(Dataset excerpt)
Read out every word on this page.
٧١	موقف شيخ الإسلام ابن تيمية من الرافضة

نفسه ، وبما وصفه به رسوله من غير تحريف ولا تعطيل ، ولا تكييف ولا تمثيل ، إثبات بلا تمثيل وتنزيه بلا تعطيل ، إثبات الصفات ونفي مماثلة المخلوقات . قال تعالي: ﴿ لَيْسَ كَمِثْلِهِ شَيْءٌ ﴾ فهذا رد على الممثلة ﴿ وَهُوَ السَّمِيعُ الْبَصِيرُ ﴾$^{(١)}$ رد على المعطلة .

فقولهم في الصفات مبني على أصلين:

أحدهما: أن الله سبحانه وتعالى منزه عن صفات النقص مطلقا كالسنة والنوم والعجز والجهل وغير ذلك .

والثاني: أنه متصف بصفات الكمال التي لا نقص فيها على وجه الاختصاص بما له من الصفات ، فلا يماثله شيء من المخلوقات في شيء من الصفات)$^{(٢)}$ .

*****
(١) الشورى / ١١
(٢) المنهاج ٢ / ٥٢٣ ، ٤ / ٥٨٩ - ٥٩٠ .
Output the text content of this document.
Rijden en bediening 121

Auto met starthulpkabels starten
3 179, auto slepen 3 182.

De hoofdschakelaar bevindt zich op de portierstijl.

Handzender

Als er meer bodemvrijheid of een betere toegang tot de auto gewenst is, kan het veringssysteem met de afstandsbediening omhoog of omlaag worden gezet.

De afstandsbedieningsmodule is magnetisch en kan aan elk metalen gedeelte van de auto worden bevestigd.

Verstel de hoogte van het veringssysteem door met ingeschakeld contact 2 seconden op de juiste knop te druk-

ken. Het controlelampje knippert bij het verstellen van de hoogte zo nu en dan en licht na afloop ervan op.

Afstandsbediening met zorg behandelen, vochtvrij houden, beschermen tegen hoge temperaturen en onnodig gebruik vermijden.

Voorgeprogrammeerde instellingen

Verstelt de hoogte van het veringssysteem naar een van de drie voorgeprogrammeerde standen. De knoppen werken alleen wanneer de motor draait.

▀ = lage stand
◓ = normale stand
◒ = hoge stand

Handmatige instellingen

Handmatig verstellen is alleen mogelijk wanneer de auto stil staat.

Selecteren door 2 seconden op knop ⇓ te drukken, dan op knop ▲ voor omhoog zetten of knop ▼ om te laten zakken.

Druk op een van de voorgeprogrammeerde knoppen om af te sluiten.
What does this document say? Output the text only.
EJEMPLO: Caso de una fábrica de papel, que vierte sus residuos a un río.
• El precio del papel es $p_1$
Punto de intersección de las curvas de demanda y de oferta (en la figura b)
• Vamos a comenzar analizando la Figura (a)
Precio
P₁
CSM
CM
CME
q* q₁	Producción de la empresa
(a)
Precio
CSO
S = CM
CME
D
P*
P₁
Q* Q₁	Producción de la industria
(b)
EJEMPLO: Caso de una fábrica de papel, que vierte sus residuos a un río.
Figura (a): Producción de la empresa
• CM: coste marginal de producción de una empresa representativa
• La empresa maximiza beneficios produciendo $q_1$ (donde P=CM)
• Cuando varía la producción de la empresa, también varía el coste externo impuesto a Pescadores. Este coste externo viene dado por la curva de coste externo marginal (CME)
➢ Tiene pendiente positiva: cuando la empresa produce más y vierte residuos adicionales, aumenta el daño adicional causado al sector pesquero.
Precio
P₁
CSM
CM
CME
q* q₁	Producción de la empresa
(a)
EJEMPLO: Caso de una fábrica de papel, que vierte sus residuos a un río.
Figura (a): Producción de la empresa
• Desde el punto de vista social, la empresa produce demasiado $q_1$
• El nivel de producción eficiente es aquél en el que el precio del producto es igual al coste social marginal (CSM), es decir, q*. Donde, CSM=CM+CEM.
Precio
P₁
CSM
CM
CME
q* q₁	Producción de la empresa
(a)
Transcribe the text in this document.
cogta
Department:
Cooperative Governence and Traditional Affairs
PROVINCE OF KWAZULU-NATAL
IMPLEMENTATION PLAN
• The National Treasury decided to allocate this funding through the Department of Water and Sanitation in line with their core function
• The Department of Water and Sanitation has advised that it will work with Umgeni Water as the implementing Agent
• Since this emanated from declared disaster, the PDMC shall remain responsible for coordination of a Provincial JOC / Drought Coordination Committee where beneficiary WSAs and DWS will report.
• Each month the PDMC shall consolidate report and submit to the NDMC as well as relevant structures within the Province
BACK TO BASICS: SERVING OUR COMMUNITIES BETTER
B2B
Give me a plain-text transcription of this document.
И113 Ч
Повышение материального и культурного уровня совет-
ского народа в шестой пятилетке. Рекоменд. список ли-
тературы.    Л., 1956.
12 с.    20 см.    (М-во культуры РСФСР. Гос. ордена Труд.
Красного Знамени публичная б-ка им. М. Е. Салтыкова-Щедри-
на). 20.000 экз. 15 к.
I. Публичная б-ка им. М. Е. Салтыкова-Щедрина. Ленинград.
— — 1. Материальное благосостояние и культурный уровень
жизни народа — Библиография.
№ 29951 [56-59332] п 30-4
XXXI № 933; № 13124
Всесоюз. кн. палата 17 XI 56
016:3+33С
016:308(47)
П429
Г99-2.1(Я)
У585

• WHAT THE EXERCISE ASKS: Write down the full listing again, exactly.

• COMPLETE OUTPUT:
Read out every word on this page.
٧١	موقف شيخ الإسلام ابن تيمية من الرافضة

نفسه ، وبما وصفه به رسوله من غير تحريف ولا تعطيل ، ولا تكييف ولا تمثيل ، إثبات بلا تمثيل وتنزيه بلا تعطيل ، إثبات الصفات ونفي مماثلة المخلوقات . قال تعالي: ﴿ لَيْسَ كَمِثْلِهِ شَيْءٌ ﴾ فهذا رد على الممثلة ﴿ وَهُوَ السَّمِيعُ الْبَصِيرُ ﴾$^{(١)}$ رد على المعطلة .

فقولهم في الصفات مبني على أصلين:

أحدهما: أن الله سبحانه وتعالى منزه عن صفات النقص مطلقا كالسنة والنوم والعجز والجهل وغير ذلك .

والثاني: أنه متصف بصفات الكمال التي لا نقص فيها على وجه الاختصاص بما له من الصفات ، فلا يماثله شيء من المخلوقات في شيء من الصفات)$^{(٢)}$ .

*****
(١) الشورى / ١١
(٢) المنهاج ٢ / ٥٢٣ ، ٤ / ٥٨٩ - ٥٩٠ .
Output the text content of this document.
Rijden en bediening 121

Auto met starthulpkabels starten
3 179, auto slepen 3 182.

De hoofdschakelaar bevindt zich op de portierstijl.

Handzender

Als er meer bodemvrijheid of een betere toegang tot de auto gewenst is, kan het veringssysteem met de afstandsbediening omhoog of omlaag worden gezet.

De afstandsbedieningsmodule is magnetisch en kan aan elk metalen gedeelte van de auto worden bevestigd.

Verstel de hoogte van het veringssysteem door met ingeschakeld contact 2 seconden op de juiste knop te druk-

ken. Het controlelampje knippert bij het verstellen van de hoogte zo nu en dan en licht na afloop ervan op.

Afstandsbediening met zorg behandelen, vochtvrij houden, beschermen tegen hoge temperaturen en onnodig gebruik vermijden.

Voorgeprogrammeerde instellingen

Verstelt de hoogte van het veringssysteem naar een van de drie voorgeprogrammeerde standen. De knoppen werken alleen wanneer de motor draait.

▀ = lage stand
◓ = normale stand
◒ = hoge stand

Handmatige instellingen

Handmatig verstellen is alleen mogelijk wanneer de auto stil staat.

Selecteren door 2 seconden op knop ⇓ te drukken, dan op knop ▲ voor omhoog zetten of knop ▼ om te laten zakken.

Druk op een van de voorgeprogrammeerde knoppen om af te sluiten.
What does this document say? Output the text only.
EJEMPLO: Caso de una fábrica de papel, que vierte sus residuos a un río.
• El precio del papel es $p_1$
Punto de intersección de las curvas de demanda y de oferta (en la figura b)
• Vamos a comenzar analizando la Figura (a)
Precio
P₁
CSM
CM
CME
q* q₁	Producción de la empresa
(a)
Precio
CSO
S = CM
CME
D
P*
P₁
Q* Q₁	Producción de la industria
(b)
EJEMPLO: Caso de una fábrica de papel, que vierte sus residuos a un río.
Figura (a): Producción de la empresa
• CM: coste marginal de producción de una empresa representativa
• La empresa maximiza beneficios produciendo $q_1$ (donde P=CM)
• Cuando varía la producción de la empresa, también varía el coste externo impuesto a Pescadores. Este coste externo viene dado por la curva de coste externo marginal (CME)
➢ Tiene pendiente positiva: cuando la empresa produce más y vierte residuos adicionales, aumenta el daño adicional causado al sector pesquero.
Precio
P₁
CSM
CM
CME
q* q₁	Producción de la empresa
(a)
EJEMPLO: Caso de una fábrica de papel, que vierte sus residuos a un río.
Figura (a): Producción de la empresa
• Desde el punto de vista social, la empresa produce demasiado $q_1$
• El nivel de producción eficiente es aquél en el que el precio del producto es igual al coste social marginal (CSM), es decir, q*. Donde, CSM=CM+CEM.
Precio
P₁
CSM
CM
CME
q* q₁	Producción de la empresa
(a)
Transcribe the text in this document.
cogta
Department:
Cooperative Governence and Traditional Affairs
PROVINCE OF KWAZULU-NATAL
IMPLEMENTATION PLAN
• The National Treasury decided to allocate this funding through the Department of Water and Sanitation in line with their core function
• The Department of Water and Sanitation has advised that it will work with Umgeni Water as the implementing Agent
• Since this emanated from declared disaster, the PDMC shall remain responsible for coordination of a Provincial JOC / Drought Coordination Committee where beneficiary WSAs and DWS will report.
• Each month the PDMC shall consolidate report and submit to the NDMC as well as relevant structures within the Province
BACK TO BASICS: SERVING OUR COMMUNITIES BETTER
B2B
Give me a plain-text transcription of this document.
И113 Ч
Повышение материального и культурного уровня совет-
ского народа в шестой пятилетке. Рекоменд. список ли-
тературы.    Л., 1956.
12 с.    20 см.    (М-во культуры РСФСР. Гос. ордена Труд.
Красного Знамени публичная б-ка им. М. Е. Салтыкова-Щедри-
на). 20.000 экз. 15 к.
I. Публичная б-ка им. М. Е. Салтыкова-Щедрина. Ленинград.
— — 1. Материальное благосостояние и культурный уровень
жизни народа — Библиография.
№ 29951 [56-59332] п 30-4
XXXI № 933; № 13124
Всесоюз. кн. палата 17 XI 56
016:3+33С
016:308(47)
П429
Г99-2.1(Я)
У585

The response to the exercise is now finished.